Challenge
Using the listing below, please gather every line containing the word "legend".

Given records
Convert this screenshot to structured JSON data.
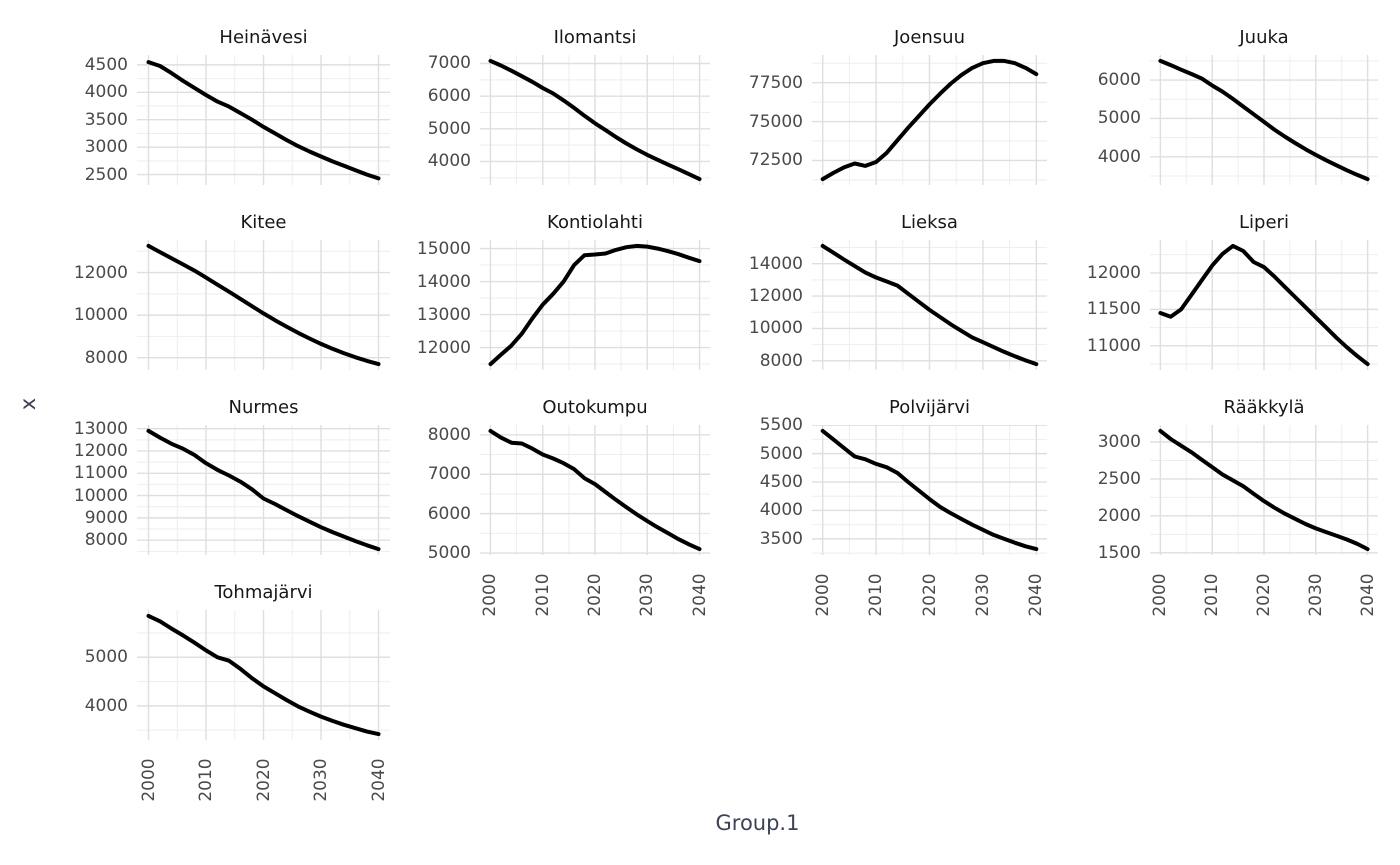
{
  "figure": {
    "y_axis_title": "x",
    "x_axis_title": "Group.1",
    "colors": {
      "background": "#ffffff",
      "line": "#000000",
      "grid_major": "#dfdfdf",
      "grid_minor": "#eeeeee",
      "tick_label": "#4a4a4a",
      "facet_title": "#171717",
      "axis_title": "#3d4257"
    }
  },
  "chart_data": {
    "type": "line",
    "xlabel": "Group.1",
    "ylabel": "x",
    "legend": "none",
    "grid": "major+minor",
    "x": [
      2000,
      2002,
      2004,
      2006,
      2008,
      2010,
      2012,
      2014,
      2016,
      2018,
      2020,
      2022,
      2024,
      2026,
      2028,
      2030,
      2032,
      2034,
      2036,
      2038,
      2040
    ],
    "x_ticks": [
      2000,
      2010,
      2020,
      2030,
      2040
    ],
    "x_minor_ticks": [
      2005,
      2015,
      2025,
      2035
    ],
    "xlim": [
      1998,
      2042
    ],
    "facets": [
      {
        "name": "Heinävesi",
        "y_ticks": [
          2500,
          3000,
          3500,
          4000,
          4500
        ],
        "ylim": [
          2310,
          4680
        ],
        "values": [
          4550,
          4480,
          4350,
          4210,
          4080,
          3950,
          3830,
          3740,
          3620,
          3500,
          3370,
          3250,
          3130,
          3020,
          2920,
          2830,
          2740,
          2660,
          2580,
          2500,
          2430
        ]
      },
      {
        "name": "Ilomantsi",
        "y_ticks": [
          4000,
          5000,
          6000,
          7000
        ],
        "ylim": [
          3280,
          7260
        ],
        "values": [
          7080,
          6940,
          6780,
          6610,
          6440,
          6250,
          6080,
          5870,
          5640,
          5400,
          5170,
          4960,
          4750,
          4550,
          4370,
          4200,
          4050,
          3900,
          3760,
          3610,
          3460
        ]
      },
      {
        "name": "Joensuu",
        "y_ticks": [
          72500,
          75000,
          77500
        ],
        "ylim": [
          70920,
          79280
        ],
        "values": [
          71300,
          71700,
          72050,
          72300,
          72150,
          72400,
          73000,
          73800,
          74600,
          75350,
          76100,
          76800,
          77450,
          78000,
          78450,
          78750,
          78900,
          78900,
          78750,
          78450,
          78050
        ]
      },
      {
        "name": "Juuka",
        "y_ticks": [
          4000,
          5000,
          6000
        ],
        "ylim": [
          3266,
          6654
        ],
        "values": [
          6500,
          6390,
          6270,
          6160,
          6040,
          5860,
          5700,
          5510,
          5310,
          5110,
          4910,
          4710,
          4530,
          4360,
          4200,
          4050,
          3910,
          3780,
          3650,
          3530,
          3420
        ]
      },
      {
        "name": "Kitee",
        "y_ticks": [
          8000,
          10000,
          12000
        ],
        "ylim": [
          7422,
          13528
        ],
        "values": [
          13250,
          12960,
          12670,
          12380,
          12090,
          11760,
          11430,
          11100,
          10760,
          10420,
          10080,
          9760,
          9460,
          9170,
          8900,
          8650,
          8420,
          8210,
          8020,
          7850,
          7700
        ]
      },
      {
        "name": "Kontiolahti",
        "y_ticks": [
          12000,
          13000,
          14000,
          15000
        ],
        "ylim": [
          11321,
          15259
        ],
        "values": [
          11500,
          11780,
          12060,
          12420,
          12880,
          13300,
          13630,
          14000,
          14500,
          14800,
          14820,
          14850,
          14960,
          15040,
          15080,
          15060,
          15000,
          14920,
          14830,
          14720,
          14620
        ]
      },
      {
        "name": "Lieksa",
        "y_ticks": [
          8000,
          10000,
          12000,
          14000
        ],
        "ylim": [
          7435,
          15465
        ],
        "values": [
          15100,
          14680,
          14260,
          13850,
          13450,
          13150,
          12900,
          12650,
          12150,
          11650,
          11150,
          10700,
          10250,
          9850,
          9450,
          9150,
          8850,
          8550,
          8280,
          8030,
          7800
        ]
      },
      {
        "name": "Liperi",
        "y_ticks": [
          11000,
          11500,
          12000
        ],
        "ylim": [
          10669,
          12451
        ],
        "values": [
          11450,
          11400,
          11500,
          11700,
          11900,
          12100,
          12260,
          12370,
          12300,
          12150,
          12080,
          11950,
          11810,
          11670,
          11530,
          11390,
          11250,
          11110,
          10980,
          10860,
          10750
        ]
      },
      {
        "name": "Nurmes",
        "y_ticks": [
          8000,
          9000,
          10000,
          11000,
          12000,
          13000
        ],
        "ylim": [
          7335,
          13165
        ],
        "values": [
          12900,
          12600,
          12320,
          12100,
          11820,
          11450,
          11150,
          10900,
          10620,
          10280,
          9870,
          9620,
          9350,
          9080,
          8830,
          8580,
          8360,
          8160,
          7960,
          7770,
          7600
        ]
      },
      {
        "name": "Outokumpu",
        "y_ticks": [
          5000,
          6000,
          7000,
          8000
        ],
        "ylim": [
          4950,
          8250
        ],
        "values": [
          8100,
          7930,
          7800,
          7780,
          7650,
          7500,
          7400,
          7280,
          7130,
          6900,
          6750,
          6550,
          6350,
          6160,
          5980,
          5810,
          5650,
          5500,
          5350,
          5220,
          5100
        ]
      },
      {
        "name": "Polvijärvi",
        "y_ticks": [
          3500,
          4000,
          4500,
          5000,
          5500
        ],
        "ylim": [
          3216,
          5504
        ],
        "values": [
          5400,
          5250,
          5100,
          4950,
          4900,
          4820,
          4760,
          4660,
          4500,
          4350,
          4200,
          4060,
          3950,
          3850,
          3750,
          3660,
          3570,
          3500,
          3430,
          3370,
          3320
        ]
      },
      {
        "name": "Rääkkylä",
        "y_ticks": [
          1500,
          2000,
          2500,
          3000
        ],
        "ylim": [
          1470,
          3230
        ],
        "values": [
          3150,
          3040,
          2950,
          2860,
          2760,
          2660,
          2560,
          2480,
          2400,
          2300,
          2200,
          2110,
          2030,
          1960,
          1890,
          1830,
          1780,
          1730,
          1680,
          1620,
          1550
        ]
      },
      {
        "name": "Tohmajärvi",
        "y_ticks": [
          4000,
          5000
        ],
        "ylim": [
          3298,
          5972
        ],
        "values": [
          5850,
          5740,
          5590,
          5450,
          5300,
          5140,
          5000,
          4930,
          4760,
          4570,
          4400,
          4260,
          4120,
          3990,
          3880,
          3780,
          3690,
          3610,
          3540,
          3470,
          3420
        ]
      }
    ]
  }
}
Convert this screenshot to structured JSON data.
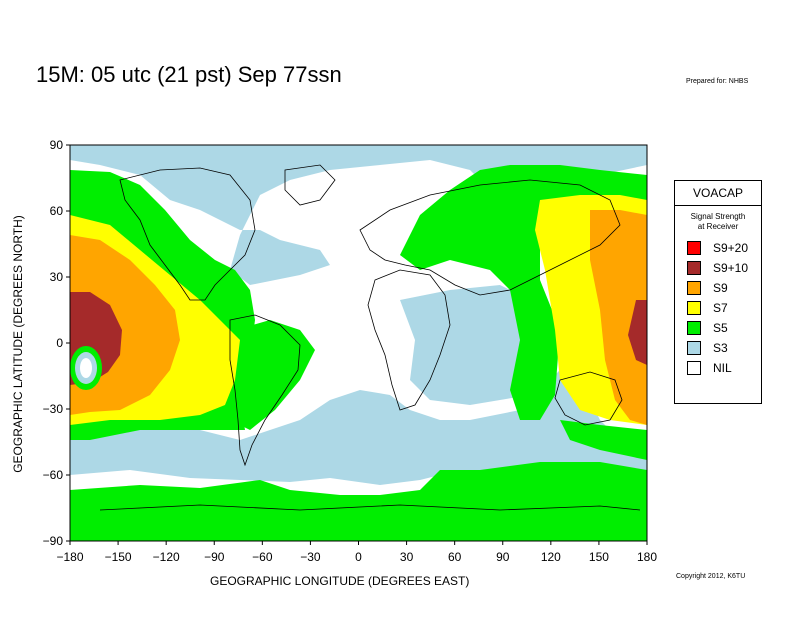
{
  "title": "15M:  05 utc (21 pst) Sep 77ssn",
  "prepared_for": "Prepared for: NHBS",
  "copyright": "Copyright 2012, K6TU",
  "map": {
    "x_axis_label": "GEOGRAPHIC LONGITUDE (DEGREES EAST)",
    "y_axis_label": "GEOGRAPHIC LATITUDE (DEGREES NORTH)",
    "x_ticks": [
      "−180",
      "−150",
      "−120",
      "−90",
      "−60",
      "−30",
      "0",
      "30",
      "60",
      "90",
      "120",
      "150",
      "180"
    ],
    "y_ticks": [
      "90",
      "60",
      "30",
      "0",
      "−30",
      "−60",
      "−90"
    ],
    "colors": {
      "nil": "#ffffff",
      "s3": "#add8e6",
      "s5": "#00ee00",
      "s7": "#ffff00",
      "s9": "#ffa500",
      "s9p10": "#a52a2a",
      "s9p20": "#ff0000"
    }
  },
  "legend": {
    "title": "VOACAP",
    "subtitle_line1": "Signal Strength",
    "subtitle_line2": "at Receiver",
    "items": [
      {
        "label": "S9+20",
        "color": "#ff0000"
      },
      {
        "label": "S9+10",
        "color": "#a52a2a"
      },
      {
        "label": "S9",
        "color": "#ffa500"
      },
      {
        "label": "S7",
        "color": "#ffff00"
      },
      {
        "label": "S5",
        "color": "#00ee00"
      },
      {
        "label": "S3",
        "color": "#add8e6"
      },
      {
        "label": "NIL",
        "color": "#ffffff"
      }
    ]
  }
}
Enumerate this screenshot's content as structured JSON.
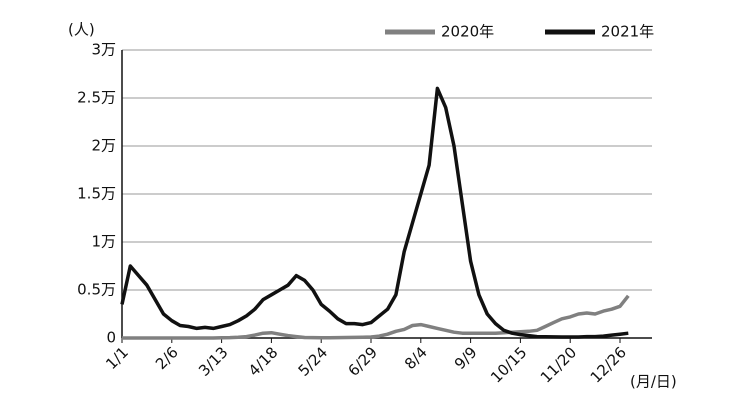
{
  "chart_data": {
    "type": "line",
    "y_label": "(人)",
    "x_label": "(月/日)",
    "categories": [
      "1/1",
      null,
      null,
      null,
      null,
      null,
      "2/6",
      null,
      null,
      null,
      null,
      null,
      "3/13",
      null,
      null,
      null,
      null,
      null,
      "4/18",
      null,
      null,
      null,
      null,
      null,
      "5/24",
      null,
      null,
      null,
      null,
      null,
      "6/29",
      null,
      null,
      null,
      null,
      null,
      "8/4",
      null,
      null,
      null,
      null,
      null,
      "9/9",
      null,
      null,
      null,
      null,
      null,
      "10/15",
      null,
      null,
      null,
      null,
      null,
      "11/20",
      null,
      null,
      null,
      null,
      null,
      "12/26",
      null
    ],
    "series": [
      {
        "name": "2020年",
        "color": "#808080",
        "values": [
          0,
          0,
          0,
          0,
          0,
          0,
          0,
          0,
          0,
          0,
          0,
          0,
          20,
          40,
          80,
          150,
          300,
          500,
          550,
          400,
          250,
          150,
          50,
          40,
          30,
          30,
          40,
          50,
          60,
          80,
          100,
          200,
          400,
          700,
          900,
          1300,
          1400,
          1200,
          1000,
          800,
          600,
          500,
          500,
          500,
          500,
          500,
          550,
          600,
          650,
          700,
          800,
          1200,
          1600,
          2000,
          2200,
          2500,
          2600,
          2500,
          2800,
          3000,
          3300,
          4400
        ]
      },
      {
        "name": "2021年",
        "color": "#111111",
        "values": [
          3500,
          7500,
          6500,
          5500,
          4000,
          2500,
          1800,
          1300,
          1200,
          1000,
          1100,
          1000,
          1200,
          1400,
          1800,
          2300,
          3000,
          4000,
          4500,
          5000,
          5500,
          6500,
          6000,
          5000,
          3500,
          2800,
          2000,
          1500,
          1500,
          1400,
          1600,
          2300,
          3000,
          4500,
          9000,
          12000,
          15000,
          18000,
          26000,
          24000,
          20000,
          14000,
          8000,
          4500,
          2500,
          1500,
          800,
          500,
          350,
          250,
          150,
          120,
          110,
          100,
          100,
          100,
          150,
          150,
          200,
          300,
          400,
          500
        ]
      }
    ],
    "ylim": [
      0,
      30000
    ],
    "yticks": [
      0,
      {
        "value": 5000,
        "label": "0.5万"
      },
      {
        "value": 10000,
        "label": "1万"
      },
      {
        "value": 15000,
        "label": "1.5万"
      },
      {
        "value": 20000,
        "label": "2万"
      },
      {
        "value": 25000,
        "label": "2.5万"
      },
      {
        "value": 30000,
        "label": "3万"
      }
    ],
    "grid": true,
    "legend": "top-right"
  }
}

Written response
    "legend": "none",
  "legend": {
    "legend": "top-right"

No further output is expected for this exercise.